» Exercise directions:
Using the records below, locate all lines containing "this" and return them.

○ ○ ○ ○ ○ ○ ○

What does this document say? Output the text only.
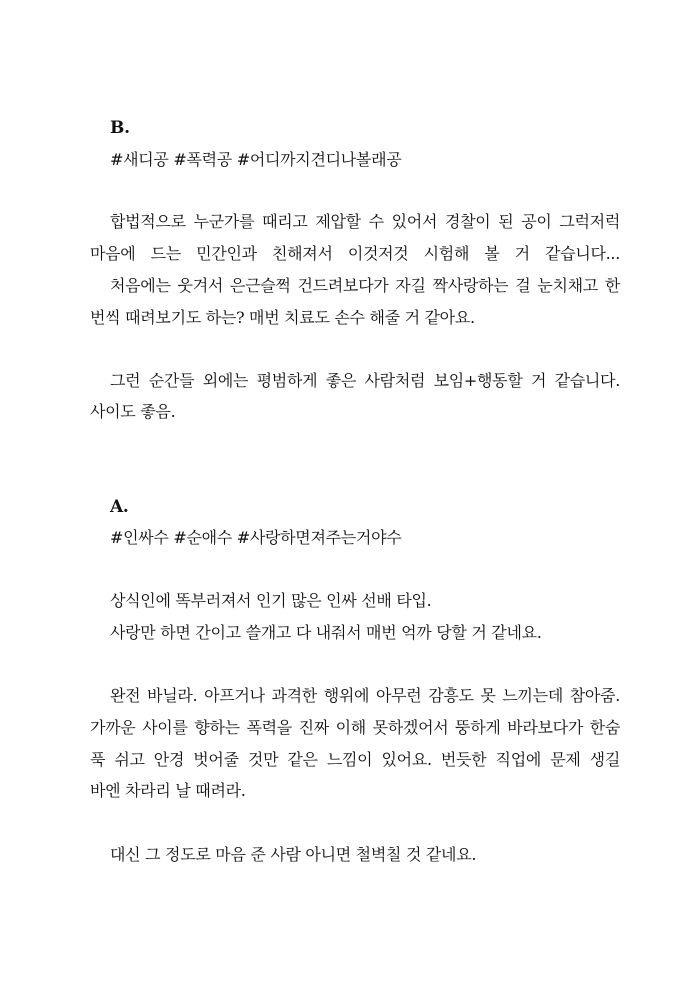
B.
#새디공 #폭력공 #어디까지견디나볼래공
합법적으로 누군가를 때리고 제압할 수 있어서 경찰이 된 공이 그럭저럭
마음에 드는 민간인과 친해져서 이것저것 시험해 볼 거 같습니다...
처음에는 웃겨서 은근슬쩍 건드려보다가 자길 짝사랑하는 걸 눈치채고 한
번씩 때려보기도 하는? 매번 치료도 손수 해줄 거 같아요.
그런 순간들 외에는 평범하게 좋은 사람처럼 보임+행동할 거 같습니다.
사이도 좋음.
A.
#인싸수 #순애수 #사랑하면져주는거야수
상식인에 똑부러져서 인기 많은 인싸 선배 타입.
사랑만 하면 간이고 쓸개고 다 내줘서 매번 억까 당할 거 같네요.
완전 바닐라. 아프거나 과격한 행위에 아무런 감흥도 못 느끼는데 참아줌.
가까운 사이를 향하는 폭력을 진짜 이해 못하겠어서 뚱하게 바라보다가 한숨
푹 쉬고 안경 벗어줄 것만 같은 느낌이 있어요. 번듯한 직업에 문제 생길
바엔 차라리 날 때려라.
대신 그 정도로 마음 준 사람 아니면 철벽칠 것 같네요.
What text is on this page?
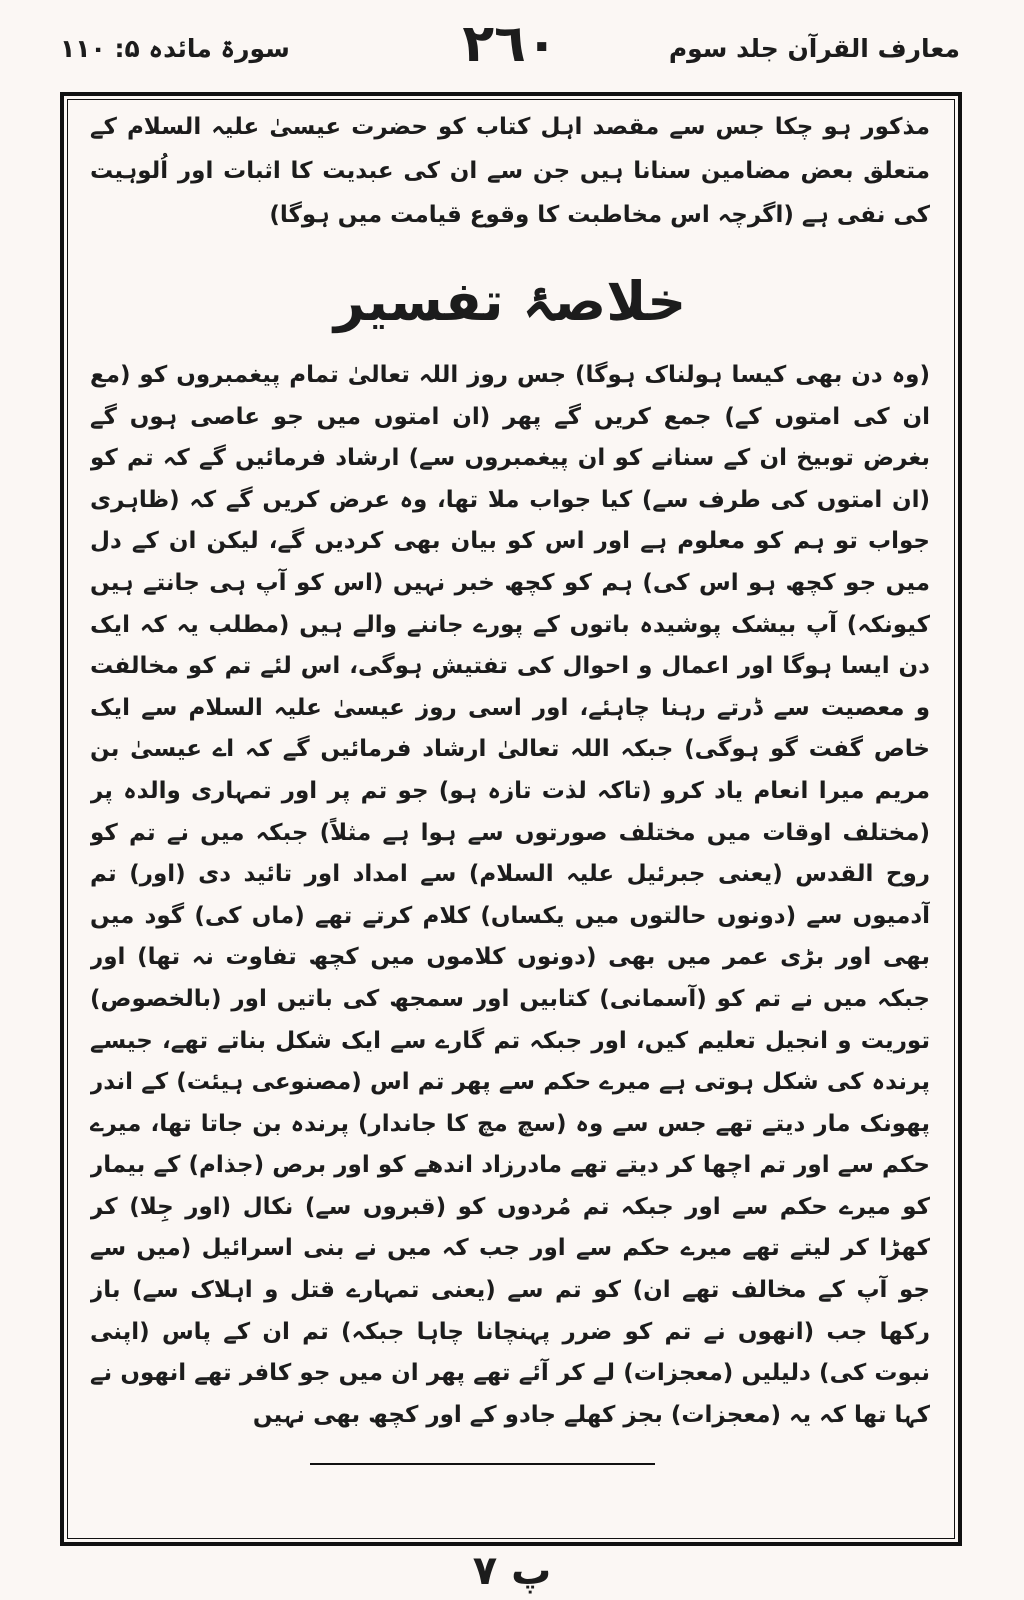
معارف القرآن جلد سوم
٢٦٠
سورۃ مائدہ ۵: ۱۱۰

مذکور ہو چکا جس سے مقصد اہل کتاب کو حضرت عیسیٰ علیہ السلام کے متعلق بعض مضامین سنانا ہیں جن سے ان کی عبدیت کا اثبات اور اُلوہیت کی نفی ہے (اگرچہ اس مخاطبت کا وقوع قیامت میں ہوگا)

خلاصۂ تفسیر

(وہ دن بھی کیسا ہولناک ہوگا) جس روز اللہ تعالیٰ تمام پیغمبروں کو (مع ان کی امتوں کے) جمع کریں گے پھر (ان امتوں میں جو عاصی ہوں گے بغرض توبیخ ان کے سنانے کو ان پیغمبروں سے) ارشاد فرمائیں گے کہ تم کو (ان امتوں کی طرف سے) کیا جواب ملا تھا، وہ عرض کریں گے کہ (ظاہری جواب تو ہم کو معلوم ہے اور اس کو بیان بھی کردیں گے، لیکن ان کے دل میں جو کچھ ہو اس کی) ہم کو کچھ خبر نہیں (اس کو آپ ہی جانتے ہیں کیونکہ) آپ بیشک پوشیدہ باتوں کے پورے جاننے والے ہیں (مطلب یہ کہ ایک دن ایسا ہوگا اور اعمال و احوال کی تفتیش ہوگی، اس لئے تم کو مخالفت و معصیت سے ڈرتے رہنا چاہئے، اور اسی روز عیسیٰ علیہ السلام سے ایک خاص گفت گو ہوگی) جبکہ اللہ تعالیٰ ارشاد فرمائیں گے کہ اے عیسیٰ بن مریم میرا انعام یاد کرو (تاکہ لذت تازہ ہو) جو تم پر اور تمہاری والدہ پر (مختلف اوقات میں مختلف صورتوں سے ہوا ہے مثلاً) جبکہ میں نے تم کو روح القدس (یعنی جبرئیل علیہ السلام) سے امداد اور تائید دی (اور) تم آدمیوں سے (دونوں حالتوں میں یکساں) کلام کرتے تھے (ماں کی) گود میں بھی اور بڑی عمر میں بھی (دونوں کلاموں میں کچھ تفاوت نہ تھا) اور جبکہ میں نے تم کو (آسمانی) کتابیں اور سمجھ کی باتیں اور (بالخصوص) توریت و انجیل تعلیم کیں، اور جبکہ تم گارے سے ایک شکل بناتے تھے، جیسے پرندہ کی شکل ہوتی ہے میرے حکم سے پھر تم اس (مصنوعی ہیئت) کے اندر پھونک مار دیتے تھے جس سے وہ (سچ مچ کا جاندار) پرندہ بن جاتا تھا، میرے حکم سے اور تم اچھا کر دیتے تھے مادرزاد اندھے کو اور برص (جذام) کے بیمار کو میرے حکم سے اور جبکہ تم مُردوں کو (قبروں سے) نکال (اور جِلا) کر کھڑا کر لیتے تھے میرے حکم سے اور جب کہ میں نے بنی اسرائیل (میں سے جو آپ کے مخالف تھے ان) کو تم سے (یعنی تمہارے قتل و اہلاک سے) باز رکھا جب (انھوں نے تم کو ضرر پہنچانا چاہا جبکہ) تم ان کے پاس (اپنی نبوت کی) دلیلیں (معجزات) لے کر آئے تھے پھر ان میں جو کافر تھے انھوں نے کہا تھا کہ یہ (معجزات) بجز کھلے جادو کے اور کچھ بھی نہیں

پ ۷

○ ○ ○ ○ ○ ○ ○

» Response:
What does this document say? Output the text only.
What text is on this page?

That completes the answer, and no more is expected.